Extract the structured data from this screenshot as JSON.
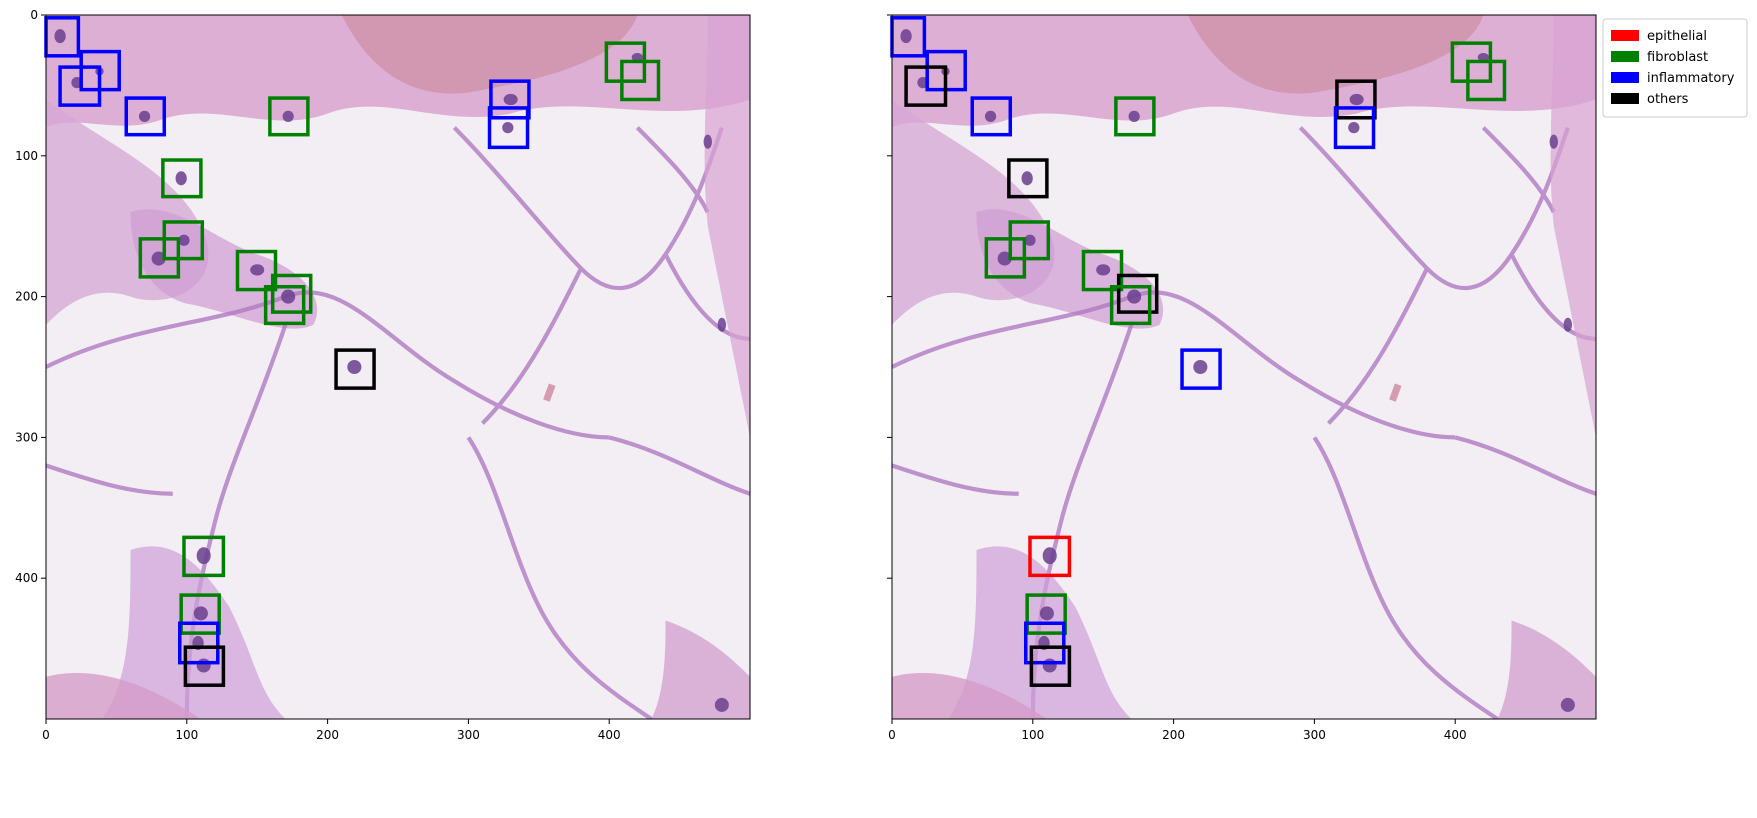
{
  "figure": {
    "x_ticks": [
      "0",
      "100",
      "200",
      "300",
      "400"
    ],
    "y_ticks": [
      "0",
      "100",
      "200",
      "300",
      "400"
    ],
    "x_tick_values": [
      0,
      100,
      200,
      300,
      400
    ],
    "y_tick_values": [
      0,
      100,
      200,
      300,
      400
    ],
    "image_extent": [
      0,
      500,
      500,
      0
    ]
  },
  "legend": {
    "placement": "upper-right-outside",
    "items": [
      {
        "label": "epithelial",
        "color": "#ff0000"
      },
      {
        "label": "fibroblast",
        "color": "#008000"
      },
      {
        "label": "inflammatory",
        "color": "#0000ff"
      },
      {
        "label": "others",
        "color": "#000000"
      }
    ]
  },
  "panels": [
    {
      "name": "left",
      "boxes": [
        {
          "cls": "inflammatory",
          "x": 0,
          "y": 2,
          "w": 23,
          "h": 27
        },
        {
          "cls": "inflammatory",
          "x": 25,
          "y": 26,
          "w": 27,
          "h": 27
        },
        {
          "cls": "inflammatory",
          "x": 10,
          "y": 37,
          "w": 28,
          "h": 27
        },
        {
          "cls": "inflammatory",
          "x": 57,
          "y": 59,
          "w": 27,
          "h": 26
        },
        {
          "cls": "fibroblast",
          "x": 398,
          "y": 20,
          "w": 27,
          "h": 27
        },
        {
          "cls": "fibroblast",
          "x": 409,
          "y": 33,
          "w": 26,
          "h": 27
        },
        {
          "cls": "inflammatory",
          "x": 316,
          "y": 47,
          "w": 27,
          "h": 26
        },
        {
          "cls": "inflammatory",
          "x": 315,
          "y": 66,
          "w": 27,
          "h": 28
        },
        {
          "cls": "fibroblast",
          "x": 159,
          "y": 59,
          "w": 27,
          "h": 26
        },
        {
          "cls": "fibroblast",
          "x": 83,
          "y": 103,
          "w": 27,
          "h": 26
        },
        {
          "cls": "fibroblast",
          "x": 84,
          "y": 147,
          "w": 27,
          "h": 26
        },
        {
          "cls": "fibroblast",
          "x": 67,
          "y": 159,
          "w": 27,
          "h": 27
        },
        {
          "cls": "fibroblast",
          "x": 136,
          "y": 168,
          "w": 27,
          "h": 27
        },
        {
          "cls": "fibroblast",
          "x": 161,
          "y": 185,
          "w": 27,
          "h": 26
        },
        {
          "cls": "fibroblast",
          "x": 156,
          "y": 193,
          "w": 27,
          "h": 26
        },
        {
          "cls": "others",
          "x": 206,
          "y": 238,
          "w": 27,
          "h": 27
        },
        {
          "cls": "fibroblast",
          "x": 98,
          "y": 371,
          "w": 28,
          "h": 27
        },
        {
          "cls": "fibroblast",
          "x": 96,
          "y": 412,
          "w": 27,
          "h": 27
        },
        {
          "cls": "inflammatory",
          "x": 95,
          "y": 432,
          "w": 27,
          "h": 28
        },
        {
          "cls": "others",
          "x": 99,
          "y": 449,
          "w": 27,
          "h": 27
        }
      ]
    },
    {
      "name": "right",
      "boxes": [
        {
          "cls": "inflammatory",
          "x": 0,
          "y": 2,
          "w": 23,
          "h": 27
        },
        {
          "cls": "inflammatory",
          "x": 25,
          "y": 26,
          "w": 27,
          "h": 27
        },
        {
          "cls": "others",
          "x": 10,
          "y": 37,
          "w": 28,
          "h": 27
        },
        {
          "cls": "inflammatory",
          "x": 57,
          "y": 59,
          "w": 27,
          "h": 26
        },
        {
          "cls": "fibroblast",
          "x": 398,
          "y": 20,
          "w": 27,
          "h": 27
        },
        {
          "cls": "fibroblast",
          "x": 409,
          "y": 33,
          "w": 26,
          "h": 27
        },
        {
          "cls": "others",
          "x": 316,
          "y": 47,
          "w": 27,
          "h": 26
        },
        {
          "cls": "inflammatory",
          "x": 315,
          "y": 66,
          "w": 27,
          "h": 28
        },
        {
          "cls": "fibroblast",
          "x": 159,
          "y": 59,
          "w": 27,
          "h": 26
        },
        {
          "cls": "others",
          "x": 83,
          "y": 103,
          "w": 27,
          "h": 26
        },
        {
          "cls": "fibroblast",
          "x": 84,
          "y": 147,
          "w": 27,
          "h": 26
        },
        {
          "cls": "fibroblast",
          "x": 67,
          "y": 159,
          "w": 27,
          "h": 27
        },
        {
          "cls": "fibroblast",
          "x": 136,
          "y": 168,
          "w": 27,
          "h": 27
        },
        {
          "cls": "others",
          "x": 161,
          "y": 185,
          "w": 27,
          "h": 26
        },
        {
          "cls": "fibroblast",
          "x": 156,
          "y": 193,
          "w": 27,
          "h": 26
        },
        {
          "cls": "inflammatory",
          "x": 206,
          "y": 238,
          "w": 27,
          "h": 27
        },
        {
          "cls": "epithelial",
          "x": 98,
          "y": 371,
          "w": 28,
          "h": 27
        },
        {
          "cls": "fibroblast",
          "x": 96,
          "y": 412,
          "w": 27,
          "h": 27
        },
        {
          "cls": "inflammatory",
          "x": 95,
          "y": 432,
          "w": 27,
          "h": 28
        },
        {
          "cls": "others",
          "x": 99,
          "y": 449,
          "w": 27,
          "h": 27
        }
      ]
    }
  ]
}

┄┄┄┄┄┄┄┄┄┄

YOUR TASK: Every entry must be written out exactly, with all pictures left out.

ANSWER TO THIS EXERCISE:
Extract the structured data from this screenshot as JSON.
{
  "figure": {
    "x_ticks": [
      "0",
      "100",
      "200",
      "300",
      "400"
    ],
    "y_ticks": [
      "0",
      "100",
      "200",
      "300",
      "400"
    ],
    "x_tick_values": [
      0,
      100,
      200,
      300,
      400
    ],
    "y_tick_values": [
      0,
      100,
      200,
      300,
      400
    ],
    "image_extent": [
      0,
      500,
      500,
      0
    ]
  },
  "legend": {
    "placement": "upper-right-outside",
    "items": [
      {
        "label": "epithelial",
        "color": "#ff0000"
      },
      {
        "label": "fibroblast",
        "color": "#008000"
      },
      {
        "label": "inflammatory",
        "color": "#0000ff"
      },
      {
        "label": "others",
        "color": "#000000"
      }
    ]
  },
  "panels": [
    {
      "name": "left",
      "boxes": [
        {
          "cls": "inflammatory",
          "x": 0,
          "y": 2,
          "w": 23,
          "h": 27
        },
        {
          "cls": "inflammatory",
          "x": 25,
          "y": 26,
          "w": 27,
          "h": 27
        },
        {
          "cls": "inflammatory",
          "x": 10,
          "y": 37,
          "w": 28,
          "h": 27
        },
        {
          "cls": "inflammatory",
          "x": 57,
          "y": 59,
          "w": 27,
          "h": 26
        },
        {
          "cls": "fibroblast",
          "x": 398,
          "y": 20,
          "w": 27,
          "h": 27
        },
        {
          "cls": "fibroblast",
          "x": 409,
          "y": 33,
          "w": 26,
          "h": 27
        },
        {
          "cls": "inflammatory",
          "x": 316,
          "y": 47,
          "w": 27,
          "h": 26
        },
        {
          "cls": "inflammatory",
          "x": 315,
          "y": 66,
          "w": 27,
          "h": 28
        },
        {
          "cls": "fibroblast",
          "x": 159,
          "y": 59,
          "w": 27,
          "h": 26
        },
        {
          "cls": "fibroblast",
          "x": 83,
          "y": 103,
          "w": 27,
          "h": 26
        },
        {
          "cls": "fibroblast",
          "x": 84,
          "y": 147,
          "w": 27,
          "h": 26
        },
        {
          "cls": "fibroblast",
          "x": 67,
          "y": 159,
          "w": 27,
          "h": 27
        },
        {
          "cls": "fibroblast",
          "x": 136,
          "y": 168,
          "w": 27,
          "h": 27
        },
        {
          "cls": "fibroblast",
          "x": 161,
          "y": 185,
          "w": 27,
          "h": 26
        },
        {
          "cls": "fibroblast",
          "x": 156,
          "y": 193,
          "w": 27,
          "h": 26
        },
        {
          "cls": "others",
          "x": 206,
          "y": 238,
          "w": 27,
          "h": 27
        },
        {
          "cls": "fibroblast",
          "x": 98,
          "y": 371,
          "w": 28,
          "h": 27
        },
        {
          "cls": "fibroblast",
          "x": 96,
          "y": 412,
          "w": 27,
          "h": 27
        },
        {
          "cls": "inflammatory",
          "x": 95,
          "y": 432,
          "w": 27,
          "h": 28
        },
        {
          "cls": "others",
          "x": 99,
          "y": 449,
          "w": 27,
          "h": 27
        }
      ]
    },
    {
      "name": "right",
      "boxes": [
        {
          "cls": "inflammatory",
          "x": 0,
          "y": 2,
          "w": 23,
          "h": 27
        },
        {
          "cls": "inflammatory",
          "x": 25,
          "y": 26,
          "w": 27,
          "h": 27
        },
        {
          "cls": "others",
          "x": 10,
          "y": 37,
          "w": 28,
          "h": 27
        },
        {
          "cls": "inflammatory",
          "x": 57,
          "y": 59,
          "w": 27,
          "h": 26
        },
        {
          "cls": "fibroblast",
          "x": 398,
          "y": 20,
          "w": 27,
          "h": 27
        },
        {
          "cls": "fibroblast",
          "x": 409,
          "y": 33,
          "w": 26,
          "h": 27
        },
        {
          "cls": "others",
          "x": 316,
          "y": 47,
          "w": 27,
          "h": 26
        },
        {
          "cls": "inflammatory",
          "x": 315,
          "y": 66,
          "w": 27,
          "h": 28
        },
        {
          "cls": "fibroblast",
          "x": 159,
          "y": 59,
          "w": 27,
          "h": 26
        },
        {
          "cls": "others",
          "x": 83,
          "y": 103,
          "w": 27,
          "h": 26
        },
        {
          "cls": "fibroblast",
          "x": 84,
          "y": 147,
          "w": 27,
          "h": 26
        },
        {
          "cls": "fibroblast",
          "x": 67,
          "y": 159,
          "w": 27,
          "h": 27
        },
        {
          "cls": "fibroblast",
          "x": 136,
          "y": 168,
          "w": 27,
          "h": 27
        },
        {
          "cls": "others",
          "x": 161,
          "y": 185,
          "w": 27,
          "h": 26
        },
        {
          "cls": "fibroblast",
          "x": 156,
          "y": 193,
          "w": 27,
          "h": 26
        },
        {
          "cls": "inflammatory",
          "x": 206,
          "y": 238,
          "w": 27,
          "h": 27
        },
        {
          "cls": "epithelial",
          "x": 98,
          "y": 371,
          "w": 28,
          "h": 27
        },
        {
          "cls": "fibroblast",
          "x": 96,
          "y": 412,
          "w": 27,
          "h": 27
        },
        {
          "cls": "inflammatory",
          "x": 95,
          "y": 432,
          "w": 27,
          "h": 28
        },
        {
          "cls": "others",
          "x": 99,
          "y": 449,
          "w": 27,
          "h": 27
        }
      ]
    }
  ]
}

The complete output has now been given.